▸ Records to process
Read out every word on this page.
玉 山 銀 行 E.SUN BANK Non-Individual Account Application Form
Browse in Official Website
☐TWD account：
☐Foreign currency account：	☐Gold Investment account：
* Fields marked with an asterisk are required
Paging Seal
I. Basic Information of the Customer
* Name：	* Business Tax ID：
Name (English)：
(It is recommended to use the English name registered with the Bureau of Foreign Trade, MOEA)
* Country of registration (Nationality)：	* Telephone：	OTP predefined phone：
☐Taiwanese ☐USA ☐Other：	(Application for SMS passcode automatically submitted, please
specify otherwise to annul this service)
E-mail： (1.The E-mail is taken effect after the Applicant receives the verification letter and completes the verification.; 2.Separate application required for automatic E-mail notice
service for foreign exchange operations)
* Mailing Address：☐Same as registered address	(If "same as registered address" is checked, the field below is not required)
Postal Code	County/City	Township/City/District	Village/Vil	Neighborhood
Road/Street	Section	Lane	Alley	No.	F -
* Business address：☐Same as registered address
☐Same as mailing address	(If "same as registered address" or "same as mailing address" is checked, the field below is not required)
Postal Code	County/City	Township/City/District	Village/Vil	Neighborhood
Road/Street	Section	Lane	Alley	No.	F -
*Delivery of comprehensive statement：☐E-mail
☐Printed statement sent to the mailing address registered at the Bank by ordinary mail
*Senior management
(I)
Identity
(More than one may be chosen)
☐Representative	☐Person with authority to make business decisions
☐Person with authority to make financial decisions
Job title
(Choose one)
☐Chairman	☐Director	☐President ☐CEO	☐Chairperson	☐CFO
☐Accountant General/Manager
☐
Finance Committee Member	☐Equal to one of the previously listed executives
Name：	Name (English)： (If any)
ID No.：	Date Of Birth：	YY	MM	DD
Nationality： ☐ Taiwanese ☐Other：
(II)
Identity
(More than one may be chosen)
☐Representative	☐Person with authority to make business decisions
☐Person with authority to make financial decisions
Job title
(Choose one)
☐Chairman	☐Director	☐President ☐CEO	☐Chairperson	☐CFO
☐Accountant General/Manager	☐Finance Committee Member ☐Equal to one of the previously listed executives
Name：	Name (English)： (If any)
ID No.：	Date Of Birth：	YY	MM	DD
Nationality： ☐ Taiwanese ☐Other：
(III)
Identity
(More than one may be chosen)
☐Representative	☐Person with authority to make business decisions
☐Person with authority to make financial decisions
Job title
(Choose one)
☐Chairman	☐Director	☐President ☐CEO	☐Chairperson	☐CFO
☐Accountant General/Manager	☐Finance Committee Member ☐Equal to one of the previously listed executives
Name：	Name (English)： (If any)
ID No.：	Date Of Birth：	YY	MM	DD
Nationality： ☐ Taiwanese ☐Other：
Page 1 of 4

▸ Stated goal
Your task is to repeat every entry exactly.

▸ Solution for this exercise
Read out every word on this page.
玉 山 銀 行 E.SUN BANK Non-Individual Account Application Form
Browse in Official Website
☐TWD account：
☐Foreign currency account：	☐Gold Investment account：
* Fields marked with an asterisk are required
Paging Seal
I. Basic Information of the Customer
* Name：	* Business Tax ID：
Name (English)：
(It is recommended to use the English name registered with the Bureau of Foreign Trade, MOEA)
* Country of registration (Nationality)：	* Telephone：	OTP predefined phone：
☐Taiwanese ☐USA ☐Other：	(Application for SMS passcode automatically submitted, please
specify otherwise to annul this service)
E-mail： (1.The E-mail is taken effect after the Applicant receives the verification letter and completes the verification.; 2.Separate application required for automatic E-mail notice
service for foreign exchange operations)
* Mailing Address：☐Same as registered address	(If "same as registered address" is checked, the field below is not required)
Postal Code	County/City	Township/City/District	Village/Vil	Neighborhood
Road/Street	Section	Lane	Alley	No.	F -
* Business address：☐Same as registered address
☐Same as mailing address	(If "same as registered address" or "same as mailing address" is checked, the field below is not required)
Postal Code	County/City	Township/City/District	Village/Vil	Neighborhood
Road/Street	Section	Lane	Alley	No.	F -
*Delivery of comprehensive statement：☐E-mail
☐Printed statement sent to the mailing address registered at the Bank by ordinary mail
*Senior management
(I)
Identity
(More than one may be chosen)
☐Representative	☐Person with authority to make business decisions
☐Person with authority to make financial decisions
Job title
(Choose one)
☐Chairman	☐Director	☐President ☐CEO	☐Chairperson	☐CFO
☐Accountant General/Manager
☐
Finance Committee Member	☐Equal to one of the previously listed executives
Name：	Name (English)： (If any)
ID No.：	Date Of Birth：	YY	MM	DD
Nationality： ☐ Taiwanese ☐Other：
(II)
Identity
(More than one may be chosen)
☐Representative	☐Person with authority to make business decisions
☐Person with authority to make financial decisions
Job title
(Choose one)
☐Chairman	☐Director	☐President ☐CEO	☐Chairperson	☐CFO
☐Accountant General/Manager	☐Finance Committee Member ☐Equal to one of the previously listed executives
Name：	Name (English)： (If any)
ID No.：	Date Of Birth：	YY	MM	DD
Nationality： ☐ Taiwanese ☐Other：
(III)
Identity
(More than one may be chosen)
☐Representative	☐Person with authority to make business decisions
☐Person with authority to make financial decisions
Job title
(Choose one)
☐Chairman	☐Director	☐President ☐CEO	☐Chairperson	☐CFO
☐Accountant General/Manager	☐Finance Committee Member ☐Equal to one of the previously listed executives
Name：	Name (English)： (If any)
ID No.：	Date Of Birth：	YY	MM	DD
Nationality： ☐ Taiwanese ☐Other：
Page 1 of 4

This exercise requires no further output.